Stored records

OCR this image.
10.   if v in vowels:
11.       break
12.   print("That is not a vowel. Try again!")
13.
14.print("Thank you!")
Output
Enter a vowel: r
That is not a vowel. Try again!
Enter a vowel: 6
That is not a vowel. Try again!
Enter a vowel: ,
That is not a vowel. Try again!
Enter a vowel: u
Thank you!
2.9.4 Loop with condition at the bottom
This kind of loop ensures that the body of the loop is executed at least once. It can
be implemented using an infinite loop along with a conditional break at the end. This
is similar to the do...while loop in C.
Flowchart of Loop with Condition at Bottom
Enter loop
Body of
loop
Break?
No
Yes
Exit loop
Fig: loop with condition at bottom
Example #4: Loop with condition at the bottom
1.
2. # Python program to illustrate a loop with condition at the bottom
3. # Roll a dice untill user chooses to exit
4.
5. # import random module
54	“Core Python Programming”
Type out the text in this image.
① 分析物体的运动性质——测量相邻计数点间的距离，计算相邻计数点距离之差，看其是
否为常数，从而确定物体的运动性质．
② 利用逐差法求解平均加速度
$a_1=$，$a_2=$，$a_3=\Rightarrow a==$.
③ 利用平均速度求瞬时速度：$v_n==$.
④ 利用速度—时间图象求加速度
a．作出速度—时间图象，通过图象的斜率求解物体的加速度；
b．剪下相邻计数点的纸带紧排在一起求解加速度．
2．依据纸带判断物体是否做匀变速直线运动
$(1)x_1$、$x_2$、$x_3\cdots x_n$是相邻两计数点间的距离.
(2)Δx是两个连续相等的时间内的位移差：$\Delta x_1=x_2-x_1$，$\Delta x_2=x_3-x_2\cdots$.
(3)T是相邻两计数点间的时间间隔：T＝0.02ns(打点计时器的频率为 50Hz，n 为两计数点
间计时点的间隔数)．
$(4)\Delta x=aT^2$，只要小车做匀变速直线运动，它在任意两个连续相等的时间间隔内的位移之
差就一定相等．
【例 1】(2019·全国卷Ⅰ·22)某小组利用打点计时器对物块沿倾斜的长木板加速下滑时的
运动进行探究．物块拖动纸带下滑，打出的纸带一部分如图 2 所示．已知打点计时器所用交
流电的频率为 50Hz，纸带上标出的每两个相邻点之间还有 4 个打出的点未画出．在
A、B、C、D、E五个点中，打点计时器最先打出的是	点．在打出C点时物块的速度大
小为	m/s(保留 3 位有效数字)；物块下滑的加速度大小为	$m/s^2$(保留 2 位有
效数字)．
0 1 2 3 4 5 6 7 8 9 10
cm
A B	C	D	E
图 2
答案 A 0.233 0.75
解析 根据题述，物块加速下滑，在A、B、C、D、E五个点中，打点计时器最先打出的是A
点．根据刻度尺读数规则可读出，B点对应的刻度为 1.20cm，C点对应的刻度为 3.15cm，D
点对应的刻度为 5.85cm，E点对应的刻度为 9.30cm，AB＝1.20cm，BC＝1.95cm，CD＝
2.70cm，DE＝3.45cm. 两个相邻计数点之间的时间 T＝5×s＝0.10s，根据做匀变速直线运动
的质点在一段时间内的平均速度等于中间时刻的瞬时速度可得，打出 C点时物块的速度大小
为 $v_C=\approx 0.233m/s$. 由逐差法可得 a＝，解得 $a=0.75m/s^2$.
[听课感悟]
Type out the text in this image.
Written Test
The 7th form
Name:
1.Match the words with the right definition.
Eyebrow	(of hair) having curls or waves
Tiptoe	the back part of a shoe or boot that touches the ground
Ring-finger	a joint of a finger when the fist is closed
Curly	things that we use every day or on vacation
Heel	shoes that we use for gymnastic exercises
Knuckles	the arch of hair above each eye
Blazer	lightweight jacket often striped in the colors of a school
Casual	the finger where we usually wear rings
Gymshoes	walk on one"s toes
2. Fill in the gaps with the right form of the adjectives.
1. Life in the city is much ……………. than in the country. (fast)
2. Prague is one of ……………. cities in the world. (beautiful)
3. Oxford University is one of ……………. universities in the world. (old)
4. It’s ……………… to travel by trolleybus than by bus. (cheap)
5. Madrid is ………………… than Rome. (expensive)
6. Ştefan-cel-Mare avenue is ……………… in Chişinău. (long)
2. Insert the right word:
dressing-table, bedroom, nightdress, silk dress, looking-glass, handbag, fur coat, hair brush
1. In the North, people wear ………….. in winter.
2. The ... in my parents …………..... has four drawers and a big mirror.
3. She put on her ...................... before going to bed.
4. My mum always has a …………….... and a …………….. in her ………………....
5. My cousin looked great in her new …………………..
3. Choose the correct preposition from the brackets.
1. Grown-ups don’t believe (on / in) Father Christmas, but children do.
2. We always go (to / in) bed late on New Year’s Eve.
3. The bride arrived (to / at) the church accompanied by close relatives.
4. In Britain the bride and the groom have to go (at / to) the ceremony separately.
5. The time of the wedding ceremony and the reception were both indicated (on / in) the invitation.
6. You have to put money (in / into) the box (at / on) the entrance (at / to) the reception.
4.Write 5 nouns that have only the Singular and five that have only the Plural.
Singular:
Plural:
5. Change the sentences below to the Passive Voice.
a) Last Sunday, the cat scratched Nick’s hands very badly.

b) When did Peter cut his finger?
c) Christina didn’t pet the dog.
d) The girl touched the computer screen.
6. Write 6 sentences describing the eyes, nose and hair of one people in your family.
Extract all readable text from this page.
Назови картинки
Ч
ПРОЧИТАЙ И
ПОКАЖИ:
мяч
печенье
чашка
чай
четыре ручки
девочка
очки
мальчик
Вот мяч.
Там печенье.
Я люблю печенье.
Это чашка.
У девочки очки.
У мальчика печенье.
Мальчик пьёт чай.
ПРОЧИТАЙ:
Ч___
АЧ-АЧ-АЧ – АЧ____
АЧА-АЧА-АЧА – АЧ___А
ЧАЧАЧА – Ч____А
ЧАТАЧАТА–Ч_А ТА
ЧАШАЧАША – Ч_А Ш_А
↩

Task requirements
In the entries above, find lines with "E五个点中" and copy each.

Response for this exercise
A、B、C、D、E五个点中，打点计时器最先打出的是	点．在打出C点时物块的速度大
解析 根据题述，物块加速下滑，在A、B、C、D、E五个点中，打点计时器最先打出的是A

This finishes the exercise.